*Aim of the task*
Check every line of the data below for the string "open", and copy the ones that hold it.
_ _ _ _
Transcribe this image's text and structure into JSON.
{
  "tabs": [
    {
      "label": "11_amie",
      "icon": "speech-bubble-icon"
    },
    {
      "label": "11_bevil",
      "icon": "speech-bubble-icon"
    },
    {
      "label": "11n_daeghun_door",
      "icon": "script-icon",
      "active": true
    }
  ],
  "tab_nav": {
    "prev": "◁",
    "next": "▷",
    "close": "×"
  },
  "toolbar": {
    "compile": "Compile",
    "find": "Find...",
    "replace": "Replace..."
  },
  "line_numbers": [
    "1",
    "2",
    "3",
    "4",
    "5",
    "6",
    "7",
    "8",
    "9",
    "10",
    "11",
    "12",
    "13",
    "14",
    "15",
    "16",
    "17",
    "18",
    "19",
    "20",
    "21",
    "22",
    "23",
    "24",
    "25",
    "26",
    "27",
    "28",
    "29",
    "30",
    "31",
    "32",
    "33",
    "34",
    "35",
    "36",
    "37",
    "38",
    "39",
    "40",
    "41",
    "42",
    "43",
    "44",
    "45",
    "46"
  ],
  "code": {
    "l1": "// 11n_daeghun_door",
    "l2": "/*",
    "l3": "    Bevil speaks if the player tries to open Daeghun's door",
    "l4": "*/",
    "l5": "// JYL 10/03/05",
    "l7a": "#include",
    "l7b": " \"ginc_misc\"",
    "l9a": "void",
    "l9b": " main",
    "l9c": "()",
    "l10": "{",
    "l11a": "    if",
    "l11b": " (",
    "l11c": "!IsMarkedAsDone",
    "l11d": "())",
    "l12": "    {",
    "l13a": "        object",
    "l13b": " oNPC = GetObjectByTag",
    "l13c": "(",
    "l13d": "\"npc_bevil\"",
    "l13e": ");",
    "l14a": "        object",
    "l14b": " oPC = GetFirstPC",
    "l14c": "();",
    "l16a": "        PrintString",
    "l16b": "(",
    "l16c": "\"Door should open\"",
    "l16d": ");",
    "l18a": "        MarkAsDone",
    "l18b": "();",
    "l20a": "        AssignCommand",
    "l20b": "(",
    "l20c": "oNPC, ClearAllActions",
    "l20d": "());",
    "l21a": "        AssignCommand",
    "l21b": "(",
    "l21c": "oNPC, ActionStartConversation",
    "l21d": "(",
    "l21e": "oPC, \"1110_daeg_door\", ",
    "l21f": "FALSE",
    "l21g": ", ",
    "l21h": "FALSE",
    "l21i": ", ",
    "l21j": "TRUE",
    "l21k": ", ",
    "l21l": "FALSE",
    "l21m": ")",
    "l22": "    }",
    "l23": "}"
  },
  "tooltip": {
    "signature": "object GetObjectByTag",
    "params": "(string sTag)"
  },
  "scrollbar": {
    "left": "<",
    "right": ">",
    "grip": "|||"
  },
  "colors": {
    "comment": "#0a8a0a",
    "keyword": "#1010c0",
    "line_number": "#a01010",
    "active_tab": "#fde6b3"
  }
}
_ _ _ _
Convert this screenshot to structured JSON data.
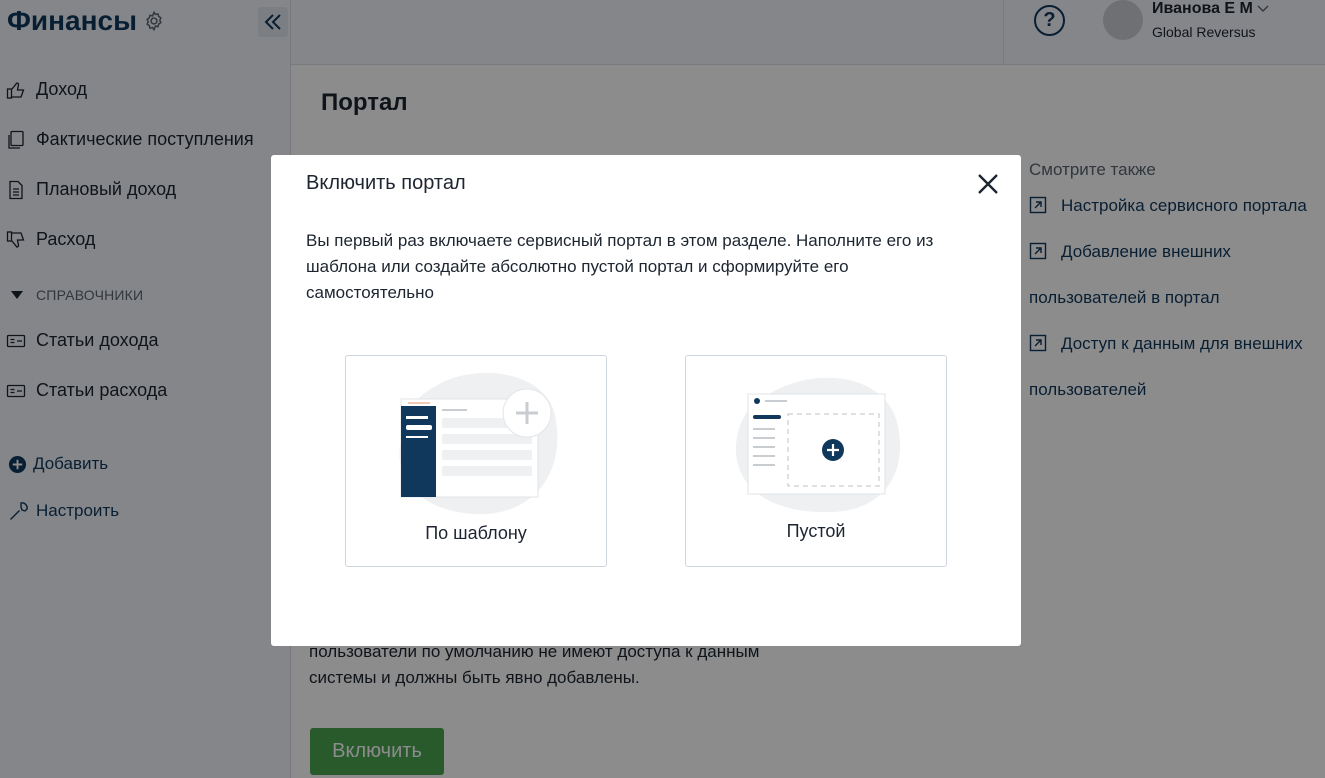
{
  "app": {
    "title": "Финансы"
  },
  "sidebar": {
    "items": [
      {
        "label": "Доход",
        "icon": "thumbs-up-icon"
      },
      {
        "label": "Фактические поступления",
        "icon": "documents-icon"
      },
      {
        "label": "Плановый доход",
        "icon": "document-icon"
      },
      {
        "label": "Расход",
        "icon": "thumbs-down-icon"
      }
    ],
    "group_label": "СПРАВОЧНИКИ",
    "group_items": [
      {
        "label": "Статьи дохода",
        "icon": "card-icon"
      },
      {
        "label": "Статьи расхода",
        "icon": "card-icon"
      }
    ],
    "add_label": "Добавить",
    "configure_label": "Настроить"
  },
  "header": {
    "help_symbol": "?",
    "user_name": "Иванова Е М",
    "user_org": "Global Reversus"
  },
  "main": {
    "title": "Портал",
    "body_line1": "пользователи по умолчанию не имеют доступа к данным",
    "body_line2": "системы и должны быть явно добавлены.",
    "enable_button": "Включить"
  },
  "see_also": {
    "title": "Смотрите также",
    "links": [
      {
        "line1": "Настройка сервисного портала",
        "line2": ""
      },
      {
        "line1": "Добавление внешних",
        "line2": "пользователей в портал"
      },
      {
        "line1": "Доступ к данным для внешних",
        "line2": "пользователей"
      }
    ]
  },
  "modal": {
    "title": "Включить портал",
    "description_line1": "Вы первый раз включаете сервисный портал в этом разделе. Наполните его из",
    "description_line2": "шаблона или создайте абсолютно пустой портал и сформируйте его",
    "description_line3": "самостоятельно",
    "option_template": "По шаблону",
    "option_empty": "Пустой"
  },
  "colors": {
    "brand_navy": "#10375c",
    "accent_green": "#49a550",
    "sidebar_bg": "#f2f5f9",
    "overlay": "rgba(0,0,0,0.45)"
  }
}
_ _ _ _
*Exercise response*
    "l3": "    Bevil speaks if the player tries to open Daeghun's door",
    "l16c": "\"Door should open\"",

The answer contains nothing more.